● Given data
▬▬▬▬▬▬▬▬▬▬
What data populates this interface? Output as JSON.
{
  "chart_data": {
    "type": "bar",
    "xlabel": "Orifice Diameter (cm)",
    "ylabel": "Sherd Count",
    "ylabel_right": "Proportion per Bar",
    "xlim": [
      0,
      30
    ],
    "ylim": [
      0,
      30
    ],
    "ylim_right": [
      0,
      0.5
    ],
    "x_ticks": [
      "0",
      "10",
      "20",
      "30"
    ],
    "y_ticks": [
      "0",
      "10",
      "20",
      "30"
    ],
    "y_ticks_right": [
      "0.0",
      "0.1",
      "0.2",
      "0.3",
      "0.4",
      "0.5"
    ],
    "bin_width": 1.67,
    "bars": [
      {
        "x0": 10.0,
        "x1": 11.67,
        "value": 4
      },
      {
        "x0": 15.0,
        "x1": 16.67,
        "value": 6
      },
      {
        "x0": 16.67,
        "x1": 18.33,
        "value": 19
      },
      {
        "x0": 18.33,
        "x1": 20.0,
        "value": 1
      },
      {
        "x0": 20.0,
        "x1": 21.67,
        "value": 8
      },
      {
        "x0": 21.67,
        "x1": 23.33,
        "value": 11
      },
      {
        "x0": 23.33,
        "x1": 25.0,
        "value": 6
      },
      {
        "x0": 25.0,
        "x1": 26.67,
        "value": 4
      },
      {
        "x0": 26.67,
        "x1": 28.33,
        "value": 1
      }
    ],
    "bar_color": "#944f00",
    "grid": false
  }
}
▬▬▬▬▬▬▬▬▬▬
● To do
Repeat the records above exactly, from the first line to the last.

● Complete response
What data populates this interface? Output as JSON.
{
  "chart_data": {
    "type": "bar",
    "xlabel": "Orifice Diameter (cm)",
    "ylabel": "Sherd Count",
    "ylabel_right": "Proportion per Bar",
    "xlim": [
      0,
      30
    ],
    "ylim": [
      0,
      30
    ],
    "ylim_right": [
      0,
      0.5
    ],
    "x_ticks": [
      "0",
      "10",
      "20",
      "30"
    ],
    "y_ticks": [
      "0",
      "10",
      "20",
      "30"
    ],
    "y_ticks_right": [
      "0.0",
      "0.1",
      "0.2",
      "0.3",
      "0.4",
      "0.5"
    ],
    "bin_width": 1.67,
    "bars": [
      {
        "x0": 10.0,
        "x1": 11.67,
        "value": 4
      },
      {
        "x0": 15.0,
        "x1": 16.67,
        "value": 6
      },
      {
        "x0": 16.67,
        "x1": 18.33,
        "value": 19
      },
      {
        "x0": 18.33,
        "x1": 20.0,
        "value": 1
      },
      {
        "x0": 20.0,
        "x1": 21.67,
        "value": 8
      },
      {
        "x0": 21.67,
        "x1": 23.33,
        "value": 11
      },
      {
        "x0": 23.33,
        "x1": 25.0,
        "value": 6
      },
      {
        "x0": 25.0,
        "x1": 26.67,
        "value": 4
      },
      {
        "x0": 26.67,
        "x1": 28.33,
        "value": 1
      }
    ],
    "bar_color": "#944f00",
    "grid": false
  }
}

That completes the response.